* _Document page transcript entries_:

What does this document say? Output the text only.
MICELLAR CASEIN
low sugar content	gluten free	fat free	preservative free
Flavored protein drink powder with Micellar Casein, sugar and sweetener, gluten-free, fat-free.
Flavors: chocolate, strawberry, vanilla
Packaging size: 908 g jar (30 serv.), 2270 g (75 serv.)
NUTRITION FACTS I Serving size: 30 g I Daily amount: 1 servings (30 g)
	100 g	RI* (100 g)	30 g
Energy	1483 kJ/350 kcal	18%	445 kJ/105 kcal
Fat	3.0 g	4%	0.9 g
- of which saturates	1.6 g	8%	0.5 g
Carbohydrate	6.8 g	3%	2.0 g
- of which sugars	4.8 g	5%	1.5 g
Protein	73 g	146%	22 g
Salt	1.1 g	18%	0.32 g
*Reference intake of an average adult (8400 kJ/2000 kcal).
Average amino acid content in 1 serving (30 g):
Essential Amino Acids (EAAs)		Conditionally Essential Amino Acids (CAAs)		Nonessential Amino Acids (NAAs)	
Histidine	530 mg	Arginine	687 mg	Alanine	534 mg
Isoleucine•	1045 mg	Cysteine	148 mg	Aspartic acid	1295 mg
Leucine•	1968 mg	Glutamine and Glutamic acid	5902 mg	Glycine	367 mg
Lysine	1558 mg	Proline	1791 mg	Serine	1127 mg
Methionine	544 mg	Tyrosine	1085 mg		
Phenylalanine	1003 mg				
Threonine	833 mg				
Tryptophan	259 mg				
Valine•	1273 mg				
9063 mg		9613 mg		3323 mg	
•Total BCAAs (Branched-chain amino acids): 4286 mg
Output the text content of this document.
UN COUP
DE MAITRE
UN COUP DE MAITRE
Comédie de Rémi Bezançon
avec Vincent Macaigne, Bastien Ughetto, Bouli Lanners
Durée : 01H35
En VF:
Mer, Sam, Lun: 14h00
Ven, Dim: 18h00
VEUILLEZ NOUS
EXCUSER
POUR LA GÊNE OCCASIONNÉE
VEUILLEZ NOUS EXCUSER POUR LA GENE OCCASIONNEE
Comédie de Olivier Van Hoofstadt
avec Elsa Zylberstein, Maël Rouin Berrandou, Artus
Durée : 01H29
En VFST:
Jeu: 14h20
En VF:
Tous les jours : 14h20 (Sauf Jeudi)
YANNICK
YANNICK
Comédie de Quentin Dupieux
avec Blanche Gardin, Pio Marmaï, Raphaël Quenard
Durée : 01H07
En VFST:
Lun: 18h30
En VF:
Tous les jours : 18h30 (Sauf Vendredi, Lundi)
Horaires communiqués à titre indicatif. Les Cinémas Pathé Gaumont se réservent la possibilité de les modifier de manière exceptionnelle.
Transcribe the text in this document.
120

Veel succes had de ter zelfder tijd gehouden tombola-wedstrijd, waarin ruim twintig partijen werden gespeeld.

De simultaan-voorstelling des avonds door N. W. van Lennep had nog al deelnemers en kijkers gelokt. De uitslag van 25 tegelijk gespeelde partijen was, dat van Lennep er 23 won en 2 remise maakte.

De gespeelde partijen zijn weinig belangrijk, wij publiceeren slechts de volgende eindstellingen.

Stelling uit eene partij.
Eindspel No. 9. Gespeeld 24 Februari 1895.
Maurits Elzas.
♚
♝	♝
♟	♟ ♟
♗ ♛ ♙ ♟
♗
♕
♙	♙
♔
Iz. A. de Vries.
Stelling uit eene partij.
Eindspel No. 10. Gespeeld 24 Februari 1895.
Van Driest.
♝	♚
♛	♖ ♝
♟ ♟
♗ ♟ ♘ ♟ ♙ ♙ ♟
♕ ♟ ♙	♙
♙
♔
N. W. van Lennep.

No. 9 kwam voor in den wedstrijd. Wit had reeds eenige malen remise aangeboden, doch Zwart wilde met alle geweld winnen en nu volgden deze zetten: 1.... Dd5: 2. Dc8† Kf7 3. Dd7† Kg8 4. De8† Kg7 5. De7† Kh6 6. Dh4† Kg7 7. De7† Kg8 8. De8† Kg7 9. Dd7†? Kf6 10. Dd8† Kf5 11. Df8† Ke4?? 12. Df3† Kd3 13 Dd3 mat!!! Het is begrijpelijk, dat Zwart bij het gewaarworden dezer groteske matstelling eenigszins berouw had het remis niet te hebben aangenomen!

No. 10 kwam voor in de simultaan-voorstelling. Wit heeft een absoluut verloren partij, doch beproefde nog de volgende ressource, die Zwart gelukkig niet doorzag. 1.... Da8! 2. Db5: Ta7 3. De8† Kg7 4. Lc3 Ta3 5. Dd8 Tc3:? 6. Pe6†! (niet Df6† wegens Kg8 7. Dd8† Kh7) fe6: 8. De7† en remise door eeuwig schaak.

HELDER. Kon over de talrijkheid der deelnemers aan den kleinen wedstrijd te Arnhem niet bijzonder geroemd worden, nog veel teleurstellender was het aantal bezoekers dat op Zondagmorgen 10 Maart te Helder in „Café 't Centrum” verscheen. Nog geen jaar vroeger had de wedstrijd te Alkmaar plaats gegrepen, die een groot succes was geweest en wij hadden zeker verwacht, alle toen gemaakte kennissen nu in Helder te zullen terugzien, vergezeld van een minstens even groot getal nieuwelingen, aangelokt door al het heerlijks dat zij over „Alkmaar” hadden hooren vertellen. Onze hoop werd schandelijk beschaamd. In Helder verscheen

* _EXERCISE DIRECTIONS_: All entries are to be repeated exactly and completely.

* _SOLUTION TO THIS EXERCISE_:
What does this document say? Output the text only.
MICELLAR CASEIN
low sugar content	gluten free	fat free	preservative free
Flavored protein drink powder with Micellar Casein, sugar and sweetener, gluten-free, fat-free.
Flavors: chocolate, strawberry, vanilla
Packaging size: 908 g jar (30 serv.), 2270 g (75 serv.)
NUTRITION FACTS I Serving size: 30 g I Daily amount: 1 servings (30 g)
	100 g	RI* (100 g)	30 g
Energy	1483 kJ/350 kcal	18%	445 kJ/105 kcal
Fat	3.0 g	4%	0.9 g
- of which saturates	1.6 g	8%	0.5 g
Carbohydrate	6.8 g	3%	2.0 g
- of which sugars	4.8 g	5%	1.5 g
Protein	73 g	146%	22 g
Salt	1.1 g	18%	0.32 g
*Reference intake of an average adult (8400 kJ/2000 kcal).
Average amino acid content in 1 serving (30 g):
Essential Amino Acids (EAAs)		Conditionally Essential Amino Acids (CAAs)		Nonessential Amino Acids (NAAs)	
Histidine	530 mg	Arginine	687 mg	Alanine	534 mg
Isoleucine•	1045 mg	Cysteine	148 mg	Aspartic acid	1295 mg
Leucine•	1968 mg	Glutamine and Glutamic acid	5902 mg	Glycine	367 mg
Lysine	1558 mg	Proline	1791 mg	Serine	1127 mg
Methionine	544 mg	Tyrosine	1085 mg		
Phenylalanine	1003 mg				
Threonine	833 mg				
Tryptophan	259 mg				
Valine•	1273 mg				
9063 mg		9613 mg		3323 mg	
•Total BCAAs (Branched-chain amino acids): 4286 mg
Output the text content of this document.
UN COUP
DE MAITRE
UN COUP DE MAITRE
Comédie de Rémi Bezançon
avec Vincent Macaigne, Bastien Ughetto, Bouli Lanners
Durée : 01H35
En VF:
Mer, Sam, Lun: 14h00
Ven, Dim: 18h00
VEUILLEZ NOUS
EXCUSER
POUR LA GÊNE OCCASIONNÉE
VEUILLEZ NOUS EXCUSER POUR LA GENE OCCASIONNEE
Comédie de Olivier Van Hoofstadt
avec Elsa Zylberstein, Maël Rouin Berrandou, Artus
Durée : 01H29
En VFST:
Jeu: 14h20
En VF:
Tous les jours : 14h20 (Sauf Jeudi)
YANNICK
YANNICK
Comédie de Quentin Dupieux
avec Blanche Gardin, Pio Marmaï, Raphaël Quenard
Durée : 01H07
En VFST:
Lun: 18h30
En VF:
Tous les jours : 18h30 (Sauf Vendredi, Lundi)
Horaires communiqués à titre indicatif. Les Cinémas Pathé Gaumont se réservent la possibilité de les modifier de manière exceptionnelle.
Transcribe the text in this document.
120

Veel succes had de ter zelfder tijd gehouden tombola-wedstrijd, waarin ruim twintig partijen werden gespeeld.

De simultaan-voorstelling des avonds door N. W. van Lennep had nog al deelnemers en kijkers gelokt. De uitslag van 25 tegelijk gespeelde partijen was, dat van Lennep er 23 won en 2 remise maakte.

De gespeelde partijen zijn weinig belangrijk, wij publiceeren slechts de volgende eindstellingen.

Stelling uit eene partij.
Eindspel No. 9. Gespeeld 24 Februari 1895.
Maurits Elzas.
♚
♝	♝
♟	♟ ♟
♗ ♛ ♙ ♟
♗
♕
♙	♙
♔
Iz. A. de Vries.
Stelling uit eene partij.
Eindspel No. 10. Gespeeld 24 Februari 1895.
Van Driest.
♝	♚
♛	♖ ♝
♟ ♟
♗ ♟ ♘ ♟ ♙ ♙ ♟
♕ ♟ ♙	♙
♙
♔
N. W. van Lennep.

No. 9 kwam voor in den wedstrijd. Wit had reeds eenige malen remise aangeboden, doch Zwart wilde met alle geweld winnen en nu volgden deze zetten: 1.... Dd5: 2. Dc8† Kf7 3. Dd7† Kg8 4. De8† Kg7 5. De7† Kh6 6. Dh4† Kg7 7. De7† Kg8 8. De8† Kg7 9. Dd7†? Kf6 10. Dd8† Kf5 11. Df8† Ke4?? 12. Df3† Kd3 13 Dd3 mat!!! Het is begrijpelijk, dat Zwart bij het gewaarworden dezer groteske matstelling eenigszins berouw had het remis niet te hebben aangenomen!

No. 10 kwam voor in de simultaan-voorstelling. Wit heeft een absoluut verloren partij, doch beproefde nog de volgende ressource, die Zwart gelukkig niet doorzag. 1.... Da8! 2. Db5: Ta7 3. De8† Kg7 4. Lc3 Ta3 5. Dd8 Tc3:? 6. Pe6†! (niet Df6† wegens Kg8 7. Dd8† Kh7) fe6: 8. De7† en remise door eeuwig schaak.

HELDER. Kon over de talrijkheid der deelnemers aan den kleinen wedstrijd te Arnhem niet bijzonder geroemd worden, nog veel teleurstellender was het aantal bezoekers dat op Zondagmorgen 10 Maart te Helder in „Café 't Centrum” verscheen. Nog geen jaar vroeger had de wedstrijd te Alkmaar plaats gegrepen, die een groot succes was geweest en wij hadden zeker verwacht, alle toen gemaakte kennissen nu in Helder te zullen terugzien, vergezeld van een minstens even groot getal nieuwelingen, aangelokt door al het heerlijks dat zij over „Alkmaar” hadden hooren vertellen. Onze hoop werd schandelijk beschaamd. In Helder verscheen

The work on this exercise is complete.